- [SOURCE RECORDS]:
-- Start --
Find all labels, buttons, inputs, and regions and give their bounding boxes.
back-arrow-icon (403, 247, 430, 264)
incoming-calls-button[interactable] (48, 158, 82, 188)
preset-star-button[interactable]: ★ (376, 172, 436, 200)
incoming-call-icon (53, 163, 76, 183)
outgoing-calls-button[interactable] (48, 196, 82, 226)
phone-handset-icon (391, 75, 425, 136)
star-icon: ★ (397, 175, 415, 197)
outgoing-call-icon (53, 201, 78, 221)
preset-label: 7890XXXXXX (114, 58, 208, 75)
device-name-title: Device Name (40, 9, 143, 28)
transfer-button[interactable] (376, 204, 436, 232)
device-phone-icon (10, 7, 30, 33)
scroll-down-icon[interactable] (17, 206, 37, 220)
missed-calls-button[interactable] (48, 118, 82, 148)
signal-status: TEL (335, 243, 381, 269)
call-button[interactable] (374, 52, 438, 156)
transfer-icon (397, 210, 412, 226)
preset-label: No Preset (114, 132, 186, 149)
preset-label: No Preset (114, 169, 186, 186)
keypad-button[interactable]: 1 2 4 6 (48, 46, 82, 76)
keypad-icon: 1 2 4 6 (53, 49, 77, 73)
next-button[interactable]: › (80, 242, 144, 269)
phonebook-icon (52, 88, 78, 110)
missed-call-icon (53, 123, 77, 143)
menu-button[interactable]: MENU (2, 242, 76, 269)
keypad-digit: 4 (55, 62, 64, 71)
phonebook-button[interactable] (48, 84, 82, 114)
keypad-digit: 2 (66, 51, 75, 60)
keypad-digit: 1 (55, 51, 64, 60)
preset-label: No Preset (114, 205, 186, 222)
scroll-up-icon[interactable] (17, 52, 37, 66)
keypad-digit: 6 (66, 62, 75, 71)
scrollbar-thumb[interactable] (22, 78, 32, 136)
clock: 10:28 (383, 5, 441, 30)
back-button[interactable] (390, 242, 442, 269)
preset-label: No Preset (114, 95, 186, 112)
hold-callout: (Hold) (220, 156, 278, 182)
-- End --
Copy out the entire listing above, reproducing every line and character without any change.

Find all labels, buttons, inputs, and regions and give their bounding boxes.
back-arrow-icon (403, 247, 430, 264)
incoming-calls-button[interactable] (48, 158, 82, 188)
preset-star-button[interactable]: ★ (376, 172, 436, 200)
incoming-call-icon (53, 163, 76, 183)
outgoing-calls-button[interactable] (48, 196, 82, 226)
phone-handset-icon (391, 75, 425, 136)
star-icon: ★ (397, 175, 415, 197)
outgoing-call-icon (53, 201, 78, 221)
preset-label: 7890XXXXXX (114, 58, 208, 75)
device-name-title: Device Name (40, 9, 143, 28)
transfer-button[interactable] (376, 204, 436, 232)
device-phone-icon (10, 7, 30, 33)
scroll-down-icon[interactable] (17, 206, 37, 220)
missed-calls-button[interactable] (48, 118, 82, 148)
signal-status: TEL (335, 243, 381, 269)
call-button[interactable] (374, 52, 438, 156)
transfer-icon (397, 210, 412, 226)
preset-label: No Preset (114, 132, 186, 149)
preset-label: No Preset (114, 169, 186, 186)
keypad-button[interactable]: 1 2 4 6 (48, 46, 82, 76)
keypad-icon: 1 2 4 6 (53, 49, 77, 73)
next-button[interactable]: › (80, 242, 144, 269)
phonebook-icon (52, 88, 78, 110)
missed-call-icon (53, 123, 77, 143)
menu-button[interactable]: MENU (2, 242, 76, 269)
keypad-digit: 4 (55, 62, 64, 71)
phonebook-button[interactable] (48, 84, 82, 114)
keypad-digit: 2 (66, 51, 75, 60)
keypad-digit: 1 (55, 51, 64, 60)
preset-label: No Preset (114, 205, 186, 222)
scroll-up-icon[interactable] (17, 52, 37, 66)
keypad-digit: 6 (66, 62, 75, 71)
scrollbar-thumb[interactable] (22, 78, 32, 136)
clock: 10:28 (383, 5, 441, 30)
back-button[interactable] (390, 242, 442, 269)
preset-label: No Preset (114, 95, 186, 112)
hold-callout: (Hold) (220, 156, 278, 182)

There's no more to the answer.